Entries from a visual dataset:
● ● ● ● ●

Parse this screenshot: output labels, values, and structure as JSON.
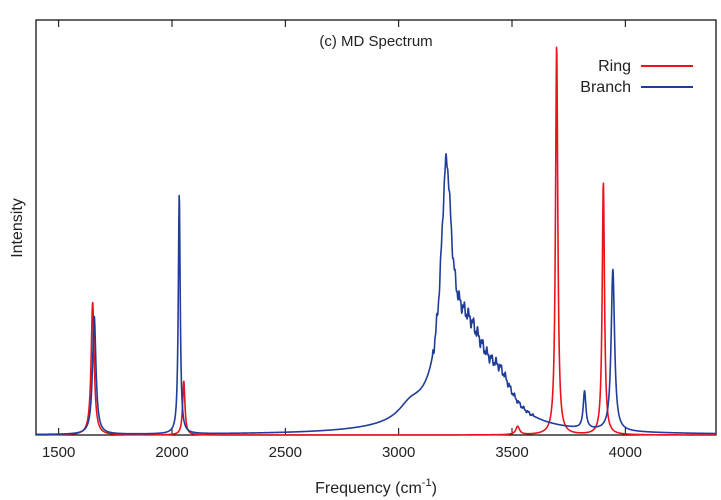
{
  "chart_data": {
    "type": "line",
    "title": "(c) MD Spectrum",
    "xlabel": "Frequency (cm",
    "xlabel_sup": "-1",
    "xlabel_end": ")",
    "ylabel": "Intensity",
    "xlim": [
      1400,
      4400
    ],
    "ylim": [
      0,
      1.0
    ],
    "x_ticks": [
      1500,
      2000,
      2500,
      3000,
      3500,
      4000
    ],
    "y_ticks_shown": false,
    "grid": false,
    "legend_position": "top-right",
    "series": [
      {
        "name": "Ring",
        "color": "#e8141b",
        "peaks": [
          {
            "center": 1650,
            "height": 0.32,
            "width": 8
          },
          {
            "center": 2052,
            "height": 0.13,
            "width": 6
          },
          {
            "center": 3525,
            "height": 0.02,
            "width": 10
          },
          {
            "center": 3697,
            "height": 0.94,
            "width": 6
          },
          {
            "center": 3903,
            "height": 0.61,
            "width": 6
          }
        ]
      },
      {
        "name": "Branch",
        "color": "#1f3d99",
        "peaks": [
          {
            "center": 1657,
            "height": 0.285,
            "width": 9
          },
          {
            "center": 2032,
            "height": 0.58,
            "width": 5
          },
          {
            "center": 3050,
            "height": 0.03,
            "width": 60
          },
          {
            "center": 3210,
            "height": 0.5,
            "width": 28
          },
          {
            "center": 3300,
            "height": 0.24,
            "width": 120
          },
          {
            "center": 3450,
            "height": 0.06,
            "width": 60
          },
          {
            "center": 3820,
            "height": 0.09,
            "width": 7
          },
          {
            "center": 3945,
            "height": 0.39,
            "width": 9
          }
        ]
      }
    ]
  }
}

● ● ● ● ●

[EXERCISE] Each record above must be returned exactly as written, with its pictures omitted.

[FINISHED EXERCISE]
Parse this screenshot: output labels, values, and structure as JSON.
{
  "chart_data": {
    "type": "line",
    "title": "(c) MD Spectrum",
    "xlabel": "Frequency (cm",
    "xlabel_sup": "-1",
    "xlabel_end": ")",
    "ylabel": "Intensity",
    "xlim": [
      1400,
      4400
    ],
    "ylim": [
      0,
      1.0
    ],
    "x_ticks": [
      1500,
      2000,
      2500,
      3000,
      3500,
      4000
    ],
    "y_ticks_shown": false,
    "grid": false,
    "legend_position": "top-right",
    "series": [
      {
        "name": "Ring",
        "color": "#e8141b",
        "peaks": [
          {
            "center": 1650,
            "height": 0.32,
            "width": 8
          },
          {
            "center": 2052,
            "height": 0.13,
            "width": 6
          },
          {
            "center": 3525,
            "height": 0.02,
            "width": 10
          },
          {
            "center": 3697,
            "height": 0.94,
            "width": 6
          },
          {
            "center": 3903,
            "height": 0.61,
            "width": 6
          }
        ]
      },
      {
        "name": "Branch",
        "color": "#1f3d99",
        "peaks": [
          {
            "center": 1657,
            "height": 0.285,
            "width": 9
          },
          {
            "center": 2032,
            "height": 0.58,
            "width": 5
          },
          {
            "center": 3050,
            "height": 0.03,
            "width": 60
          },
          {
            "center": 3210,
            "height": 0.5,
            "width": 28
          },
          {
            "center": 3300,
            "height": 0.24,
            "width": 120
          },
          {
            "center": 3450,
            "height": 0.06,
            "width": 60
          },
          {
            "center": 3820,
            "height": 0.09,
            "width": 7
          },
          {
            "center": 3945,
            "height": 0.39,
            "width": 9
          }
        ]
      }
    ]
  }
}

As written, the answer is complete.